Stored data.
-------
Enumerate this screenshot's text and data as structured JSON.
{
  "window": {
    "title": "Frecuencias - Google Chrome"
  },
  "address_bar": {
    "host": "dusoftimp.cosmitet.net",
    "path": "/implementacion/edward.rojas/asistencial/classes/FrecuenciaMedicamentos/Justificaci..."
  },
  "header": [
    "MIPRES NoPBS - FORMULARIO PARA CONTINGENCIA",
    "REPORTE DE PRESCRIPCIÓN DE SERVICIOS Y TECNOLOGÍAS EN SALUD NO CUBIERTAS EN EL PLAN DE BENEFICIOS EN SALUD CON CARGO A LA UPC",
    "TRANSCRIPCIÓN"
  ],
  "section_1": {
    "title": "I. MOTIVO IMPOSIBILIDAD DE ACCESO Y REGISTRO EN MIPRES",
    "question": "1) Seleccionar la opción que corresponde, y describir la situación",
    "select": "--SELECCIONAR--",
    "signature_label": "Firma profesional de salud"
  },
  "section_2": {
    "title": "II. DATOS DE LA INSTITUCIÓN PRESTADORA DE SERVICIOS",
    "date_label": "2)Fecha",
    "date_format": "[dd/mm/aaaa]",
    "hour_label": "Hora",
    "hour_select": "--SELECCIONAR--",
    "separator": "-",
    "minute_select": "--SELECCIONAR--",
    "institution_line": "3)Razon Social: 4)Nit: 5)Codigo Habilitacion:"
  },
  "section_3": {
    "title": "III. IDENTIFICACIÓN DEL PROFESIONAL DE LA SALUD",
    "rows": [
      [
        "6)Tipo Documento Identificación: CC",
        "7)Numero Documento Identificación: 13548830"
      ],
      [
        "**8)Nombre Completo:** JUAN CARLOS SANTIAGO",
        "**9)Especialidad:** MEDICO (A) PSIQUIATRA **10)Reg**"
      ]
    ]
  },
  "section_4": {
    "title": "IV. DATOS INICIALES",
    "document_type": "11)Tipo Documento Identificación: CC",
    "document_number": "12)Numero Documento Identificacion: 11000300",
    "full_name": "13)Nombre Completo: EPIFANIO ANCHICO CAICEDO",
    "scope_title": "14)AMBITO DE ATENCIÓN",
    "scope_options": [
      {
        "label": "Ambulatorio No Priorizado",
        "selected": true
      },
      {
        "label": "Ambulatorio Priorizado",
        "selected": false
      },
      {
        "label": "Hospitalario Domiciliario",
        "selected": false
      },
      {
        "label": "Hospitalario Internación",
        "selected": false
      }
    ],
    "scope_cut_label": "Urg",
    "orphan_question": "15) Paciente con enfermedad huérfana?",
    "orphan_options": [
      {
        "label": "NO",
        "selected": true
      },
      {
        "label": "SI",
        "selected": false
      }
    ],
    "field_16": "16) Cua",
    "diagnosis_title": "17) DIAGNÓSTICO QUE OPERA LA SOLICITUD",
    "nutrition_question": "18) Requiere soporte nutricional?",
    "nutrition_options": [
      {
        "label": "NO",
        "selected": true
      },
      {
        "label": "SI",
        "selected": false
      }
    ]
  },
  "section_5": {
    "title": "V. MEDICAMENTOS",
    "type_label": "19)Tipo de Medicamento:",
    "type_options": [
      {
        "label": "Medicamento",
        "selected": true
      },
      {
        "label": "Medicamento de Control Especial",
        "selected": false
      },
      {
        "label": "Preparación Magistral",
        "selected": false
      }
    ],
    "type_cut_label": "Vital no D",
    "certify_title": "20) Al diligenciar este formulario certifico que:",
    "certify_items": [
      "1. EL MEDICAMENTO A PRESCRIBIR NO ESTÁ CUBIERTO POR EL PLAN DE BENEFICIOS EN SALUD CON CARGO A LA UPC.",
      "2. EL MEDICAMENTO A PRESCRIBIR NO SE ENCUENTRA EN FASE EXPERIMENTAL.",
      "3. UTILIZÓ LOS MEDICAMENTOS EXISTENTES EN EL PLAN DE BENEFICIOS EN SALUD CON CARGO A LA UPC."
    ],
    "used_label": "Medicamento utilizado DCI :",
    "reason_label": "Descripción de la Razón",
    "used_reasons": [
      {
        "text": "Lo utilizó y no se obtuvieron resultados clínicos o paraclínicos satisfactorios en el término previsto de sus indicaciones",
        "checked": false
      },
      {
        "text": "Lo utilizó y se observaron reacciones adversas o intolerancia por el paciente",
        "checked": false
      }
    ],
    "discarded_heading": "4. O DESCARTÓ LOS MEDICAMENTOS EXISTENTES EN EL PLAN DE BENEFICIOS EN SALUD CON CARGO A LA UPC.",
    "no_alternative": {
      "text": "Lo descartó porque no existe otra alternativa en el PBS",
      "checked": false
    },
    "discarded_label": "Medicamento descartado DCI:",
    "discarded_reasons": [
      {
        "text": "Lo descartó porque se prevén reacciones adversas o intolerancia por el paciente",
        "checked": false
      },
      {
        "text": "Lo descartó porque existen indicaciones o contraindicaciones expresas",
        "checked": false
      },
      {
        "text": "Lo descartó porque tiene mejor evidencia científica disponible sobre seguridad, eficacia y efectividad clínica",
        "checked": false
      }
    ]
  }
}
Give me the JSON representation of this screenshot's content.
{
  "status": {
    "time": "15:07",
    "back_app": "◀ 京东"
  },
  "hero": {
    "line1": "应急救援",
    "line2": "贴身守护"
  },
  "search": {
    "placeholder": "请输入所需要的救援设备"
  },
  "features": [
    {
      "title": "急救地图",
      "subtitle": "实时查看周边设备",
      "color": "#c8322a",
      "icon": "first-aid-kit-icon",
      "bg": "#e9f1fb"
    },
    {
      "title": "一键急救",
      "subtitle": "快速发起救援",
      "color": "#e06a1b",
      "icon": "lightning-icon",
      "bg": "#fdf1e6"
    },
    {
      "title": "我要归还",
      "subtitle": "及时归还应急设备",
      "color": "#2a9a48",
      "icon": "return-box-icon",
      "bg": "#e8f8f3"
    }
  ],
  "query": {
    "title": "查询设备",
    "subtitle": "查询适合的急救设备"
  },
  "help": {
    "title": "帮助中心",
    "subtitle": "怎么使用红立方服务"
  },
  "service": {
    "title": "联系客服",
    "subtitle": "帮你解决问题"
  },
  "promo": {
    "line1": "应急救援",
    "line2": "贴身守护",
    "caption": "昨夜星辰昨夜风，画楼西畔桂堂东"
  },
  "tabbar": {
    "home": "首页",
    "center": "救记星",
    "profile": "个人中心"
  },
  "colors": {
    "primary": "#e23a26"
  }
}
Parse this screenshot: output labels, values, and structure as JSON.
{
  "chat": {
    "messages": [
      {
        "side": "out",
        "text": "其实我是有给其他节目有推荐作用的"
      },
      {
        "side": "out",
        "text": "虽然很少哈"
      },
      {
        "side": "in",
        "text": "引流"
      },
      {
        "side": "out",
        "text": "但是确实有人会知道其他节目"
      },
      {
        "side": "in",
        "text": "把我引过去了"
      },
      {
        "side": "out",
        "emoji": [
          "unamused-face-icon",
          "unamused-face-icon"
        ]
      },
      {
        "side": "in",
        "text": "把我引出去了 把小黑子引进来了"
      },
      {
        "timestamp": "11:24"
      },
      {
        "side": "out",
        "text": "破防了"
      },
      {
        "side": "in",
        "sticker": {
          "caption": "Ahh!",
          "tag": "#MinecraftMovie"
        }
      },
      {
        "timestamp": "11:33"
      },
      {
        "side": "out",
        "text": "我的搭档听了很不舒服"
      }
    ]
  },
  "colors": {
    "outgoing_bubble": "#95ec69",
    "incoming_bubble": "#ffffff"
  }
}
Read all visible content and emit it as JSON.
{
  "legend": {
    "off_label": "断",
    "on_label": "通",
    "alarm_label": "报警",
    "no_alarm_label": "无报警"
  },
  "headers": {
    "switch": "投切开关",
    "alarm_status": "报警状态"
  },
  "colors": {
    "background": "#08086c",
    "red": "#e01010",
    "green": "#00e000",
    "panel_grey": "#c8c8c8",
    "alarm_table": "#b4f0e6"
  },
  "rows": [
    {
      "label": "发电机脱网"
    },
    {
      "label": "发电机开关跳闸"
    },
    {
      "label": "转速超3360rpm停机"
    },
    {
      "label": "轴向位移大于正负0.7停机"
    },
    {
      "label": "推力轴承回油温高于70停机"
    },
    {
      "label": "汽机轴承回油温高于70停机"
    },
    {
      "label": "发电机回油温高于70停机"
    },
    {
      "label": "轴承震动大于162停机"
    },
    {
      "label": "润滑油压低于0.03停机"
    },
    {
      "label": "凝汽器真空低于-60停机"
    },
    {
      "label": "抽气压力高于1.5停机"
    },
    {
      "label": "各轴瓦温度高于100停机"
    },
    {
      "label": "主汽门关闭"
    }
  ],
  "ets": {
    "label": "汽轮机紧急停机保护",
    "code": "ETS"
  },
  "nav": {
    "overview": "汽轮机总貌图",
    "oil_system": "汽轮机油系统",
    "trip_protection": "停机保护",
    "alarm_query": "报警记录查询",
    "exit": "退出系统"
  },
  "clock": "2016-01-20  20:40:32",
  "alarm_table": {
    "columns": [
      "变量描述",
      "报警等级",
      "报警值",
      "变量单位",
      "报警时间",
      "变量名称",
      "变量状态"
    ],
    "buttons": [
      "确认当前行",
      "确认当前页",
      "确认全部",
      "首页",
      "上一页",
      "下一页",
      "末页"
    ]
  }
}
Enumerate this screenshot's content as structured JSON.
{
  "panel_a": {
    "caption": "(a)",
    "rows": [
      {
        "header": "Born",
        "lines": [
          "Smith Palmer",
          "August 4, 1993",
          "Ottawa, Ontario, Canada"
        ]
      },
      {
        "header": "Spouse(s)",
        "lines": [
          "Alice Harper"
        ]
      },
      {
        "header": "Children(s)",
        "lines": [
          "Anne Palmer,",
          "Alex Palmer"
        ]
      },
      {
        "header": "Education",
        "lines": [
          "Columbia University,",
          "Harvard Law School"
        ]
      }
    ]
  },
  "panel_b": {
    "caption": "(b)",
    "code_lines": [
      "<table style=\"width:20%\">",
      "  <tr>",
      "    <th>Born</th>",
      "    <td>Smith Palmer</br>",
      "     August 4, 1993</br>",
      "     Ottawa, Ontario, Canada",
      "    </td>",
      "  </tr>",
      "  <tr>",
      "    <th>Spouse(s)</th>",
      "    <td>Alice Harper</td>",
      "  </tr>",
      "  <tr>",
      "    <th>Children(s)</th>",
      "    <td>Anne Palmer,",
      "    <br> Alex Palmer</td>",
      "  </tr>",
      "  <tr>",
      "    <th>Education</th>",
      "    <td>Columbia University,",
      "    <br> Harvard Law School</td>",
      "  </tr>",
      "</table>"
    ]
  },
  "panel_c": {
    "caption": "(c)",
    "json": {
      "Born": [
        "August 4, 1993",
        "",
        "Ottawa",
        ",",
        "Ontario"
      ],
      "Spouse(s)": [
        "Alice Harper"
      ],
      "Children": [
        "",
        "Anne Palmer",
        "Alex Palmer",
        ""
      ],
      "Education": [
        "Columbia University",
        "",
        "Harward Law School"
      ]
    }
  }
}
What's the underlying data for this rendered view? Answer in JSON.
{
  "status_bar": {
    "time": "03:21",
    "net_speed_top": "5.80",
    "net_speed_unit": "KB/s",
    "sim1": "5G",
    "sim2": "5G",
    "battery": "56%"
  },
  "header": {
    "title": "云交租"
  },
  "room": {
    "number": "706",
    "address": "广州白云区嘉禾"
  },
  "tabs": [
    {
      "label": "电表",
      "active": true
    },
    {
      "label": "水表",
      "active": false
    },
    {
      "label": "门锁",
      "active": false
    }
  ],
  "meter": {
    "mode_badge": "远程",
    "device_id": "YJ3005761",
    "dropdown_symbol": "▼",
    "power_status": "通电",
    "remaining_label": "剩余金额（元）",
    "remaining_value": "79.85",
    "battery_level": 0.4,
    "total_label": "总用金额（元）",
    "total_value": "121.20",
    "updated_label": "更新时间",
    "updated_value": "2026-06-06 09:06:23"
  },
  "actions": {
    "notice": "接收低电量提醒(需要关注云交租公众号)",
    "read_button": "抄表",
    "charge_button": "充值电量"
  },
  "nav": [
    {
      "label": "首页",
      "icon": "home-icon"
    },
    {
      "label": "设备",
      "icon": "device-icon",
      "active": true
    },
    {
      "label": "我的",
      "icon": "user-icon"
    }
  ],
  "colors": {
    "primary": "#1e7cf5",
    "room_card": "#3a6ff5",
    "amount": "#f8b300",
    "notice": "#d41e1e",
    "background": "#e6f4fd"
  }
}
-------
Work instructions.
Using the entries above, find all lines with "screenshot". Copy them.

Result.
Enumerate this screenshot's text and data as structured JSON.
Give me the JSON representation of this screenshot's content.
Parse this screenshot: output labels, values, and structure as JSON.
Enumerate this screenshot's content as structured JSON.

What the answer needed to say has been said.